LIST OF TASKS:
1. In the text on pulmonary hypertension in critical care, which journal published the paper under discussion?
2. Copy everything in the text on pulmonary hypertension in critical care from "There are few" down to "can worsen haemodynamics.".

Tuesday, April 15, 2008

Reading - Pulmonary Hypertension in Critical Care

Last week's reading was on pulmonary hypertension.
( Roham TZ et al. Managing strategies for patient with pulmonary hyertension in the ICU. Critical Care Medicine 2008)
This paper highlights that pulmonary hypertension and concomitant right ventricular failure present a particularly difficult diagnostic and therapeutic challenge in haemodynamically unstable patients in the ICU.

The categories of underlying aetiology can be sub-divided into those that causes:
1) pulmonary arterial hypertension;
2) associated with significant venous or capillary disease;
3) secondary to left heart disease;
4) Due to lung disease or hypoxaemia
5) due to thrombotic / embolic diseases

There are few important learning messages from this paper:
1) Fluid resuscitation must be carefully initiated because intravascular depletion (hence low pre-load) or over-load can worsen haemodynamics.

DATA EXCERPTS:
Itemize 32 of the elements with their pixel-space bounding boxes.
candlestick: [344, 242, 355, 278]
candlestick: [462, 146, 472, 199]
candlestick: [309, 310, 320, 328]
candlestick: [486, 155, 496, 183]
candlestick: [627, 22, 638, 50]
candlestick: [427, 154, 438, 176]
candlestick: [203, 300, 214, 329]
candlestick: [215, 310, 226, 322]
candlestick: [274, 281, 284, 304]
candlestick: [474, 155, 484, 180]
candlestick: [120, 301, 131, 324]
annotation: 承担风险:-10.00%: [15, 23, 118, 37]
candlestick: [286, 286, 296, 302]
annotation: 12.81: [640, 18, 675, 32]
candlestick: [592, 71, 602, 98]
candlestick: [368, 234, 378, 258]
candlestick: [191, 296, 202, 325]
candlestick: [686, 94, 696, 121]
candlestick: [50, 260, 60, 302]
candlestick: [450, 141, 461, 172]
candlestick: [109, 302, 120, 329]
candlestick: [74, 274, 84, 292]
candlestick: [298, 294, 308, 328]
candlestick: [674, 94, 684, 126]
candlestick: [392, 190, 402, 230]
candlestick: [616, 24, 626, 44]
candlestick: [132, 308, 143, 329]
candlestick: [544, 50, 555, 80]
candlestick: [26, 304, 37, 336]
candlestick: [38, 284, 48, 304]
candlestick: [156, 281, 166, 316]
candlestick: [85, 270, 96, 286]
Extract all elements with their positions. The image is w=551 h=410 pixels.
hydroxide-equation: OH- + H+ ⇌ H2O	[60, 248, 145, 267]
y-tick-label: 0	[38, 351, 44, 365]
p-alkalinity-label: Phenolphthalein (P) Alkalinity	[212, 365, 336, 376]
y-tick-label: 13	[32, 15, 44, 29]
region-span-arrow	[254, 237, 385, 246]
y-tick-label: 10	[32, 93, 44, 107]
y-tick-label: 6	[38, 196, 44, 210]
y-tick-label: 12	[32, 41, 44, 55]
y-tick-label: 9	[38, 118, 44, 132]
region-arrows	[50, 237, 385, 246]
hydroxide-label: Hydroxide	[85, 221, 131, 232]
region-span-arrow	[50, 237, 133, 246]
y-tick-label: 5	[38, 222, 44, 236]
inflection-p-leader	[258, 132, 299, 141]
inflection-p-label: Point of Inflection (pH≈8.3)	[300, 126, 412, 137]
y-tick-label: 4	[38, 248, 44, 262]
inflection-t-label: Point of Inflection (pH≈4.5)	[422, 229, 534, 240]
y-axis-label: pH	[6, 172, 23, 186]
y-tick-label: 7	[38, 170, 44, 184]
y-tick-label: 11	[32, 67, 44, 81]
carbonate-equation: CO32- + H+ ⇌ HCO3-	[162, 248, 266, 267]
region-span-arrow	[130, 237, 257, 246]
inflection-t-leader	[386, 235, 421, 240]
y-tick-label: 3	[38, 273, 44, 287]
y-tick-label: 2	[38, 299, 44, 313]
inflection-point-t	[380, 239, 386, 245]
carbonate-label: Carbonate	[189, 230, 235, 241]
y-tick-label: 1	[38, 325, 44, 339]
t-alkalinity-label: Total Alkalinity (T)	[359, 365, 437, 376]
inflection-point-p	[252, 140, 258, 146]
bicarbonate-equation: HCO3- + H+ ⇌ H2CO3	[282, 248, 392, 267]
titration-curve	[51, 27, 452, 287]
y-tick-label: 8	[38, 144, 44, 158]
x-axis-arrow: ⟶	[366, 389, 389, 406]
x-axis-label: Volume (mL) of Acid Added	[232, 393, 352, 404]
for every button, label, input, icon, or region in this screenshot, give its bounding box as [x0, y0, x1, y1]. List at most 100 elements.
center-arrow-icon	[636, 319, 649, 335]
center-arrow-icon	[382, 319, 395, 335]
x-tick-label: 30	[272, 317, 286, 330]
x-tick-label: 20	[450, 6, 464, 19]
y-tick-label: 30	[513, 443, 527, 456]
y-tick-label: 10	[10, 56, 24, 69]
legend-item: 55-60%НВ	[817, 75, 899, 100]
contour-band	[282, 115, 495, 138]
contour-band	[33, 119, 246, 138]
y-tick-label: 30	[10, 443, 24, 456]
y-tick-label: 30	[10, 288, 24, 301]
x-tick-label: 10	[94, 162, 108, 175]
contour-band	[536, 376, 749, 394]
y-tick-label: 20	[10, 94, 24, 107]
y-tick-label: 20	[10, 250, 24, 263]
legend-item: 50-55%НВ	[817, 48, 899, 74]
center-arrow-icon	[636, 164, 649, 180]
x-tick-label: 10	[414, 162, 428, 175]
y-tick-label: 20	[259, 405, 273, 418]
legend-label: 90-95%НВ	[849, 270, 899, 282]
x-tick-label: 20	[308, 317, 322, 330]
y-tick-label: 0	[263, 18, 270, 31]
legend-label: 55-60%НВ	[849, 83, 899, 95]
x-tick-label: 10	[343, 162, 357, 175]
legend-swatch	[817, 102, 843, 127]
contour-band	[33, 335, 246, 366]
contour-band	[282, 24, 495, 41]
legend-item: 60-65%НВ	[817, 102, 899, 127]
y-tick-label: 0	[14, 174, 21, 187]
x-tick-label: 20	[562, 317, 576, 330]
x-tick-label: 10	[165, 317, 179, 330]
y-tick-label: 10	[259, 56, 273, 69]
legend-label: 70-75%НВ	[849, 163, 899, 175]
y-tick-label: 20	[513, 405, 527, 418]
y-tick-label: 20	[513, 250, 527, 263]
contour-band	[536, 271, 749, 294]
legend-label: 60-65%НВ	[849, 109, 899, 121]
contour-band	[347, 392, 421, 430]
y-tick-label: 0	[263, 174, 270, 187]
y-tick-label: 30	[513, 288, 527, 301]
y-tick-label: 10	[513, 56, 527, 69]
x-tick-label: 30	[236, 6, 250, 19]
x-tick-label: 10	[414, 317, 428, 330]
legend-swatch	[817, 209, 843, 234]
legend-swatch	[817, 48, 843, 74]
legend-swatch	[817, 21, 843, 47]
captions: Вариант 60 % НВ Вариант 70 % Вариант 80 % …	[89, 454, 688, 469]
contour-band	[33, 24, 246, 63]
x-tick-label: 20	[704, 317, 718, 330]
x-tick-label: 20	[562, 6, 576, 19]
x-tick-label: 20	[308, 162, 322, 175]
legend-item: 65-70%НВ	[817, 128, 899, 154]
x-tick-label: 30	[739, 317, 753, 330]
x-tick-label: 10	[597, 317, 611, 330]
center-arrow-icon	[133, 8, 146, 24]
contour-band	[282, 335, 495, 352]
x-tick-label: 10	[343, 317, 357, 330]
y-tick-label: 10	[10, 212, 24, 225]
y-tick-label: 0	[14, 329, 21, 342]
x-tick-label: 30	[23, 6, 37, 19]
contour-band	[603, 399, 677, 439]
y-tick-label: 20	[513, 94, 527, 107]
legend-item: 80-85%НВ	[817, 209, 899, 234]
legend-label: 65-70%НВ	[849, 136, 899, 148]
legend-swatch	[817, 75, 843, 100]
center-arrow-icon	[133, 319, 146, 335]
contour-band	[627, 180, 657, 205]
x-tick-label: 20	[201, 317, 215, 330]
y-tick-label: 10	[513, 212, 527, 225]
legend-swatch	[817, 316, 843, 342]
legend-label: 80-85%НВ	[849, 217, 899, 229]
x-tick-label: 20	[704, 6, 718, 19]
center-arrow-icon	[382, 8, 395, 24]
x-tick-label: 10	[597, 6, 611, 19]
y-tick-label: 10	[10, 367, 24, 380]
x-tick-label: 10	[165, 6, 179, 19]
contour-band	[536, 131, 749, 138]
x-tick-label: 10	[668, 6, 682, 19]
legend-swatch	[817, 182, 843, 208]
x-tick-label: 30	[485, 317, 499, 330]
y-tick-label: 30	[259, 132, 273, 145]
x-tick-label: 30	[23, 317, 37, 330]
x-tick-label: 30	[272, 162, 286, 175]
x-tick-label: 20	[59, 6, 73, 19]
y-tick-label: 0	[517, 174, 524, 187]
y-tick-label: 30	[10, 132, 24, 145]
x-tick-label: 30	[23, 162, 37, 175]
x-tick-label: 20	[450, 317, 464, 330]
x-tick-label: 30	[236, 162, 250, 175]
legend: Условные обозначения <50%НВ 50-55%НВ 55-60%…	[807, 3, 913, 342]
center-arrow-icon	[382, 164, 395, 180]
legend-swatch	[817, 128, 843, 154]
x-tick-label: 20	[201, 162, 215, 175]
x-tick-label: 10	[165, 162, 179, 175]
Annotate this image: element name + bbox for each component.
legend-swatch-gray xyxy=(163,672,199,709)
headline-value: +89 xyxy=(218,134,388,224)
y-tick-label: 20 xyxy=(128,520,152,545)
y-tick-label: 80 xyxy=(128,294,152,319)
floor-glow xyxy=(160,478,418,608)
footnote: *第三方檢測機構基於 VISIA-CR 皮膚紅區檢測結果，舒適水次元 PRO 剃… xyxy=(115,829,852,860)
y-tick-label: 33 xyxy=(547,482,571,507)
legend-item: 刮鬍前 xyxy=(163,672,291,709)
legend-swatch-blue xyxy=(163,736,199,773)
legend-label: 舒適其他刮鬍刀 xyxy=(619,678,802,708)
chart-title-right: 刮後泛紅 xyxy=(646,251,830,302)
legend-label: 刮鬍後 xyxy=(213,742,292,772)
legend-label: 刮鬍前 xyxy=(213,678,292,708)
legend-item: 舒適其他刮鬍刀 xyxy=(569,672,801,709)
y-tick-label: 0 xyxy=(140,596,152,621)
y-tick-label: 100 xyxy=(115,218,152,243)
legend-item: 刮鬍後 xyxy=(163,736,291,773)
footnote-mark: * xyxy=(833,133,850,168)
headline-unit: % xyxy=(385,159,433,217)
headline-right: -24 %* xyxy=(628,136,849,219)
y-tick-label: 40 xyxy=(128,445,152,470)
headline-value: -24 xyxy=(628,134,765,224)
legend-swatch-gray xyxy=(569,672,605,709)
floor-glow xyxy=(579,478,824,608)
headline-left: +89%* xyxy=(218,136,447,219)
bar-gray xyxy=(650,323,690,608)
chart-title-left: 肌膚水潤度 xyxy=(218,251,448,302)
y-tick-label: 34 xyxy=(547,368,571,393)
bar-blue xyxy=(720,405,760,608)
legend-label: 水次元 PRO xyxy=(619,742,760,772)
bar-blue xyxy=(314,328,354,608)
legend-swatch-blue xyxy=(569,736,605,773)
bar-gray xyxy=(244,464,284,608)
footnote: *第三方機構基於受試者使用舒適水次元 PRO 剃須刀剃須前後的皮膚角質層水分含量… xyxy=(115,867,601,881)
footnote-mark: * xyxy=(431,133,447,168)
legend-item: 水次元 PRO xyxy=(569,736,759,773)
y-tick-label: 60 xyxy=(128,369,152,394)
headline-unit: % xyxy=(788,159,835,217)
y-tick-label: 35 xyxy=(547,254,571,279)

RESULTS OF THE TASKS:
1. Critical Care Medicine

2.
There are few important learning messages from this paper:
1) Fluid resuscitation must be carefully initiated because intravascular depletion (hence low pre-load) or over-load can worsen haemodynamics.